• 練習問題 1
次の (a)〜(c) がシャント手術の解説の内容と合うかどうかを、それぞれ「はい」か「いいえ」で答えよ。判断の決め手となる箇所を原文どおりに引用して添えること。
(a) 回答者は、シャントを先に作っておくことをすすめている。
(b) シャント手術を受ければ、すぐに透析治療ができるようになる。
(c) 理想としては、手術から2か月くらい経ってから透析を始めるのがよい。
• 練習問題 2
シャント手術の解説の最後の文を受けて、その続きを書け。

• 本文抜粋
◇ ◇ ◇ ◇
(質問のつづき)
シャント手術を透析治療をはじめる前にしておく必要があるのか? と不安になっています。
[回答]
●シャントを先に作っておくことをおすすめします
大切なお母様が腎臓を悪くされているのですね。
シャント手術をすすめられたということは、 できるだけ透析をやりたくないというお母様のご希望はその通りだとして、 現実としては透析が必要となる時期がそう遠い将来ではないであろうと 主治医の先生が判断をされているということだと思われます。
結論から先に申し上げると、お母様にとって大変つらいことだと思いますが、 シャントを先に作っておくことをおすすめします。
●シャント手術を受けても、すぐに透析治療が可能にはなりません
血液透析が必要となった場合、シャントという(通常は腕ですが)血管を 太くする手術が必要になります。
この手術をお受けになるとすぐに血管が太くなって、透析治療が 可能になるわけではありません。
最低でも手術から2週間はあけたいですし、理想的には2か月くらい経ってから 透析を始められるとよいと考えています。
●シャント手術をする時期の判断が難しい理由
ここで問題なのは、仮に2か月前にシャントの手術をしようと決めたと仮定して、 いつがその「2か月前」なのかがわからないことです。
つまり、いつ透析が必要になるのか、「急に容態の変化」が 起きてしまうのかどうかの予測は容易ではありません。
◇ ◇ ◇ ◇
• 提供項目
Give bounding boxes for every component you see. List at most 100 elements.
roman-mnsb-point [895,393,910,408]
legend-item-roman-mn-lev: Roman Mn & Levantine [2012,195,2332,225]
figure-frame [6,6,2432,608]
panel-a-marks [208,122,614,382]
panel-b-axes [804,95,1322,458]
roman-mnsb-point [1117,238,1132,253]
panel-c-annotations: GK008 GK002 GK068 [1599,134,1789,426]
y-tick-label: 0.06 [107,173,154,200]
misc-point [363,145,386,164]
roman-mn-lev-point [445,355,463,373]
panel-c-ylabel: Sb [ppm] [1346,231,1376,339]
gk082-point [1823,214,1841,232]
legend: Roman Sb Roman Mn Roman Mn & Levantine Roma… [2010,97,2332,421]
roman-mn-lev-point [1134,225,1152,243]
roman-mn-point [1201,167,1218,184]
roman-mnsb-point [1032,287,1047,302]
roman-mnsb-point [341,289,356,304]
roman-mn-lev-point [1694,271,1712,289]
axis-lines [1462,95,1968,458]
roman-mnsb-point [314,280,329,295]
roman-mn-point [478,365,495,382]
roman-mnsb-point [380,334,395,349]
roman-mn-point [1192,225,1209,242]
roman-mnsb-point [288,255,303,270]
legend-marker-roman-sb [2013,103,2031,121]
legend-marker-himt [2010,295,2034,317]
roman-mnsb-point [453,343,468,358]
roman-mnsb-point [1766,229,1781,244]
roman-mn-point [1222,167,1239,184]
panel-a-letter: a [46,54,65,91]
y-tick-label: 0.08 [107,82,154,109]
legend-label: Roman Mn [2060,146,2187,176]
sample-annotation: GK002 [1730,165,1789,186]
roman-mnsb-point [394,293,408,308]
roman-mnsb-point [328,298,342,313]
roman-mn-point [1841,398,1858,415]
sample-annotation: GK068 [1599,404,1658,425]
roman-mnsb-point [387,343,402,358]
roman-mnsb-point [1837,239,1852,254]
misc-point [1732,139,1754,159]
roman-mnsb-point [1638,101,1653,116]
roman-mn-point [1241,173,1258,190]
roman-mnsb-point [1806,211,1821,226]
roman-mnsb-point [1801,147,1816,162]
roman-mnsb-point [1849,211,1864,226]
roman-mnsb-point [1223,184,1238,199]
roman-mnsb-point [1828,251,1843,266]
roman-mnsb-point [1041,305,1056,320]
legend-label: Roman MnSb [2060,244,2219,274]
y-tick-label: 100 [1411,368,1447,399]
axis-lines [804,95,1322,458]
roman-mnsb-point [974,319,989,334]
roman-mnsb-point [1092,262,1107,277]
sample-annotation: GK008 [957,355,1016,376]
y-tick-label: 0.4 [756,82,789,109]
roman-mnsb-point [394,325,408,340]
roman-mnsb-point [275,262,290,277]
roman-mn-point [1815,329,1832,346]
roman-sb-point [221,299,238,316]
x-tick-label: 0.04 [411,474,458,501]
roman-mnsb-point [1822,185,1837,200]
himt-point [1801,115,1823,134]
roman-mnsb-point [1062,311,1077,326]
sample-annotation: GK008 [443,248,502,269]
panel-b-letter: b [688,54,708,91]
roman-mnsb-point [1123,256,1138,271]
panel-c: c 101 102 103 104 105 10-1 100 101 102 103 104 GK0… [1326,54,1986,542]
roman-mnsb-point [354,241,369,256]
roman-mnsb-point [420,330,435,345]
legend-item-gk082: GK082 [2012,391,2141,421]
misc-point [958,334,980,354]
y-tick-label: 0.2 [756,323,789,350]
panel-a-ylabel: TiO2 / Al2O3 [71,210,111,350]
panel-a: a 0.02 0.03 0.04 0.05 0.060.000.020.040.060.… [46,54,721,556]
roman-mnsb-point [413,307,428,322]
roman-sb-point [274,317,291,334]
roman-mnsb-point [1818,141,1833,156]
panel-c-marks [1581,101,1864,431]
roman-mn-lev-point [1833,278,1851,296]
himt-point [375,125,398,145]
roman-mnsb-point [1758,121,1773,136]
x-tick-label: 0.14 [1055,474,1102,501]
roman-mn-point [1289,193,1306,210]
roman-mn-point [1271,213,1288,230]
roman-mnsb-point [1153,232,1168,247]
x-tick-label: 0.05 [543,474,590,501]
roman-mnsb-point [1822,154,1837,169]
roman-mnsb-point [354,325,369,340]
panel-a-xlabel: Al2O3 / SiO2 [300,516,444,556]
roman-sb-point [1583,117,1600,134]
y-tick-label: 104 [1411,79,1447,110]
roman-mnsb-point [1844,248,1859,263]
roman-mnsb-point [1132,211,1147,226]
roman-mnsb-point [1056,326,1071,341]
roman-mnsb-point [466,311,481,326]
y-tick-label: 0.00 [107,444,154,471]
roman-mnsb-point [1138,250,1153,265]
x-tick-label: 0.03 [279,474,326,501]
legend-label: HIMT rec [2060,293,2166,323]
◇ ◇ ◇ ◇
• 解答 1
(a) はい。「シャントを先に作っておくことをおすすめします」
(b) いいえ。「シャント手術を受けても、すぐに透析治療が可能にはなりません」
(c) はい。「理想的には2か月くらい経ってから」

• 解答 2
私たち腎臓医は、できるだけ患者さんの全身状態のよい時点で 透析を開始したいと考えています。
「全身の状態がよい」ということは患者さんが自覚症状が ほとんど(あるいは全く) ないということで、 患者さんは「こんなに調子がいいのに透析が必要なのか?」と 疑問をお持ちになることが少なくありません。
ですが、早めに透析を始められた方が、症状が出てしまって、 お体の調子が悪くなってから透析をお受けになるよりは、 ずっと楽なことで、その先の病状も違ってくることを 私どもは経験しているのです。
そのために、シャントの手術もできるだけ早いうちにという考え方をして シャント手術をなさることをおすすめしています。
もちろん、何年も前もってという必要はありませんから、 だいたい数か月先に透析が必要になるだろうという予測から 主治医の先生もシャント手術をすすめられているものと思います。
●シャント手術が早すぎる心配はないのか
また、シャントは永久のものではないことは知られていますので、 シャントを早く作りすぎのではないかというご心配もあるようです。
長い方でも10年間シャントがもっているという方は少数で、 早い方ですと数か月でシャントがダメになってしまい、 手術をやり直す方もいらっしゃいます。
ただ、このシャントがダメになってしまうケースの多くは、 シャントを作ってから初めて透析で使用するまでの期間が、 透析治療を急ぐなどのやむを得ない事情から短かったものです。
例外がないわけではありませんが、前もってシャントの手術を お受けになっておいて、 十分に血管が発達してから透析を始められた方が、 結果的にシャントの寿命を延ばすことができることも、私どもは経験しております。
手術は、一般的には病気を治すためのものです。
しかし、シャントの手術はお受けになっても、お体の調子がよくなるわけでも 命が長くなるわけでもありません。
透析が一歩近づいた、ということになりますから、その意味でもつらい手術です。 しかし、お母様がいずれ透析治療が必要となったときに、早めにシャントをつくって おいてよかった、ということになると思います。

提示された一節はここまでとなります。